• Exercise details
Provide the records once more, identical to the original.

• Data extract
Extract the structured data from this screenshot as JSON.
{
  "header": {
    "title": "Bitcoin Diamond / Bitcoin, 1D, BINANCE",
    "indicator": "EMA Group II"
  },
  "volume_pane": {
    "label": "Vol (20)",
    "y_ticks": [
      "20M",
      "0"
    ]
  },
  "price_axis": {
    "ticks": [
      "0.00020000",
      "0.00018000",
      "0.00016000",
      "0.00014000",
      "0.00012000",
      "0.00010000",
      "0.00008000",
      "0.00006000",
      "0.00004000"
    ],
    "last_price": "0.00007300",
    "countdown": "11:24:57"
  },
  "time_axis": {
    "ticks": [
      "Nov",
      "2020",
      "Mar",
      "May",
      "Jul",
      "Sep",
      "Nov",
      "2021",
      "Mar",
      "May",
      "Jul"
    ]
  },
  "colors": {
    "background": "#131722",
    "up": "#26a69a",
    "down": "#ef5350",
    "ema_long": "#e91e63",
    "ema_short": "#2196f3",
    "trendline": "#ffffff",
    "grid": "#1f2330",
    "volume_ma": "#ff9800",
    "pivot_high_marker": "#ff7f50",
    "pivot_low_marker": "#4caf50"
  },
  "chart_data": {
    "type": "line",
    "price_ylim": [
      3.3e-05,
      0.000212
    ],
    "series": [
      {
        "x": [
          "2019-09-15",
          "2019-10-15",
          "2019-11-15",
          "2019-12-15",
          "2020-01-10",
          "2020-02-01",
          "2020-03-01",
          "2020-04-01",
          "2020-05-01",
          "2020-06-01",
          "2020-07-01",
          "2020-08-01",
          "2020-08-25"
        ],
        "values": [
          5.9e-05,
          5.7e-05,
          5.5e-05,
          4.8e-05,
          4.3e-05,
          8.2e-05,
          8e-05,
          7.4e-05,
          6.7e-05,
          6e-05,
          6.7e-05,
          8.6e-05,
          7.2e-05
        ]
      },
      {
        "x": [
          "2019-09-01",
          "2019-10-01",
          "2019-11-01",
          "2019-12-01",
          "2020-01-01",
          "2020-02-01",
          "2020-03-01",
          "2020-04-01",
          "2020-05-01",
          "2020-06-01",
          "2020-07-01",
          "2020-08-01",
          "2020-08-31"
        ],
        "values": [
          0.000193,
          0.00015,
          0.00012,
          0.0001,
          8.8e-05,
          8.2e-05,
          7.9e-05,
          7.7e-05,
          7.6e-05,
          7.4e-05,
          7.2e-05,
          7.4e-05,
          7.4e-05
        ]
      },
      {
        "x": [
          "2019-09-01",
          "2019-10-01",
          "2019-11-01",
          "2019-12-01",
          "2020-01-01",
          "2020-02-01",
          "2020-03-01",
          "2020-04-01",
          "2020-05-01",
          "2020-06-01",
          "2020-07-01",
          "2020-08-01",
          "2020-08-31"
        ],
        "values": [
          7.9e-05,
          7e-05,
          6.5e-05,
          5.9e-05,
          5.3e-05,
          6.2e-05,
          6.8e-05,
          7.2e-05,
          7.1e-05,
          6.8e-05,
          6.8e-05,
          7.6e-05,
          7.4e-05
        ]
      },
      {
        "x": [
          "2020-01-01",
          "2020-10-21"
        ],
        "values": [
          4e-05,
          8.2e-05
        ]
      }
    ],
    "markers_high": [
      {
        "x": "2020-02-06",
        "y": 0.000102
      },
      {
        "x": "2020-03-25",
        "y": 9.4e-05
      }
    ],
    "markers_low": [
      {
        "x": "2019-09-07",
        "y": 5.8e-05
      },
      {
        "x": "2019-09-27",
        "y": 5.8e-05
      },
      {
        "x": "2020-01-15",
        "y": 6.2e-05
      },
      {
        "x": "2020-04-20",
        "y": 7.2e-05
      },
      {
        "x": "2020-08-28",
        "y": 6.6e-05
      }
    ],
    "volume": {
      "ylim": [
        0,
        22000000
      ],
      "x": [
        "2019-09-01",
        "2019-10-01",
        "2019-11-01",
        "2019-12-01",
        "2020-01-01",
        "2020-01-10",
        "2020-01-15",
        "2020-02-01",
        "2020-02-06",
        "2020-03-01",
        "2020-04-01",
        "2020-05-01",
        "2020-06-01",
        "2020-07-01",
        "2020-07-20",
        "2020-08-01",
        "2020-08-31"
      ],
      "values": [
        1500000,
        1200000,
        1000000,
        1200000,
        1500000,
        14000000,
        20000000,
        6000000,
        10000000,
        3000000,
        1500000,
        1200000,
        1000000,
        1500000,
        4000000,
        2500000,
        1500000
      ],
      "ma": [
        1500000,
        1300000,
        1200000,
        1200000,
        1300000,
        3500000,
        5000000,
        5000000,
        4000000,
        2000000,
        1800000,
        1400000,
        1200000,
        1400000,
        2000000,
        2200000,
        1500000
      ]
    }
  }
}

• Exercise solution
Extract the structured data from this screenshot as JSON.
{
  "header": {
    "title": "Bitcoin Diamond / Bitcoin, 1D, BINANCE",
    "indicator": "EMA Group II"
  },
  "volume_pane": {
    "label": "Vol (20)",
    "y_ticks": [
      "20M",
      "0"
    ]
  },
  "price_axis": {
    "ticks": [
      "0.00020000",
      "0.00018000",
      "0.00016000",
      "0.00014000",
      "0.00012000",
      "0.00010000",
      "0.00008000",
      "0.00006000",
      "0.00004000"
    ],
    "last_price": "0.00007300",
    "countdown": "11:24:57"
  },
  "time_axis": {
    "ticks": [
      "Nov",
      "2020",
      "Mar",
      "May",
      "Jul",
      "Sep",
      "Nov",
      "2021",
      "Mar",
      "May",
      "Jul"
    ]
  },
  "colors": {
    "background": "#131722",
    "up": "#26a69a",
    "down": "#ef5350",
    "ema_long": "#e91e63",
    "ema_short": "#2196f3",
    "trendline": "#ffffff",
    "grid": "#1f2330",
    "volume_ma": "#ff9800",
    "pivot_high_marker": "#ff7f50",
    "pivot_low_marker": "#4caf50"
  },
  "chart_data": {
    "type": "line",
    "price_ylim": [
      3.3e-05,
      0.000212
    ],
    "series": [
      {
        "x": [
          "2019-09-15",
          "2019-10-15",
          "2019-11-15",
          "2019-12-15",
          "2020-01-10",
          "2020-02-01",
          "2020-03-01",
          "2020-04-01",
          "2020-05-01",
          "2020-06-01",
          "2020-07-01",
          "2020-08-01",
          "2020-08-25"
        ],
        "values": [
          5.9e-05,
          5.7e-05,
          5.5e-05,
          4.8e-05,
          4.3e-05,
          8.2e-05,
          8e-05,
          7.4e-05,
          6.7e-05,
          6e-05,
          6.7e-05,
          8.6e-05,
          7.2e-05
        ]
      },
      {
        "x": [
          "2019-09-01",
          "2019-10-01",
          "2019-11-01",
          "2019-12-01",
          "2020-01-01",
          "2020-02-01",
          "2020-03-01",
          "2020-04-01",
          "2020-05-01",
          "2020-06-01",
          "2020-07-01",
          "2020-08-01",
          "2020-08-31"
        ],
        "values": [
          0.000193,
          0.00015,
          0.00012,
          0.0001,
          8.8e-05,
          8.2e-05,
          7.9e-05,
          7.7e-05,
          7.6e-05,
          7.4e-05,
          7.2e-05,
          7.4e-05,
          7.4e-05
        ]
      },
      {
        "x": [
          "2019-09-01",
          "2019-10-01",
          "2019-11-01",
          "2019-12-01",
          "2020-01-01",
          "2020-02-01",
          "2020-03-01",
          "2020-04-01",
          "2020-05-01",
          "2020-06-01",
          "2020-07-01",
          "2020-08-01",
          "2020-08-31"
        ],
        "values": [
          7.9e-05,
          7e-05,
          6.5e-05,
          5.9e-05,
          5.3e-05,
          6.2e-05,
          6.8e-05,
          7.2e-05,
          7.1e-05,
          6.8e-05,
          6.8e-05,
          7.6e-05,
          7.4e-05
        ]
      },
      {
        "x": [
          "2020-01-01",
          "2020-10-21"
        ],
        "values": [
          4e-05,
          8.2e-05
        ]
      }
    ],
    "markers_high": [
      {
        "x": "2020-02-06",
        "y": 0.000102
      },
      {
        "x": "2020-03-25",
        "y": 9.4e-05
      }
    ],
    "markers_low": [
      {
        "x": "2019-09-07",
        "y": 5.8e-05
      },
      {
        "x": "2019-09-27",
        "y": 5.8e-05
      },
      {
        "x": "2020-01-15",
        "y": 6.2e-05
      },
      {
        "x": "2020-04-20",
        "y": 7.2e-05
      },
      {
        "x": "2020-08-28",
        "y": 6.6e-05
      }
    ],
    "volume": {
      "ylim": [
        0,
        22000000
      ],
      "x": [
        "2019-09-01",
        "2019-10-01",
        "2019-11-01",
        "2019-12-01",
        "2020-01-01",
        "2020-01-10",
        "2020-01-15",
        "2020-02-01",
        "2020-02-06",
        "2020-03-01",
        "2020-04-01",
        "2020-05-01",
        "2020-06-01",
        "2020-07-01",
        "2020-07-20",
        "2020-08-01",
        "2020-08-31"
      ],
      "values": [
        1500000,
        1200000,
        1000000,
        1200000,
        1500000,
        14000000,
        20000000,
        6000000,
        10000000,
        3000000,
        1500000,
        1200000,
        1000000,
        1500000,
        4000000,
        2500000,
        1500000
      ],
      "ma": [
        1500000,
        1300000,
        1200000,
        1200000,
        1300000,
        3500000,
        5000000,
        5000000,
        4000000,
        2000000,
        1800000,
        1400000,
        1200000,
        1400000,
        2000000,
        2200000,
        1500000
      ]
    }
  }
}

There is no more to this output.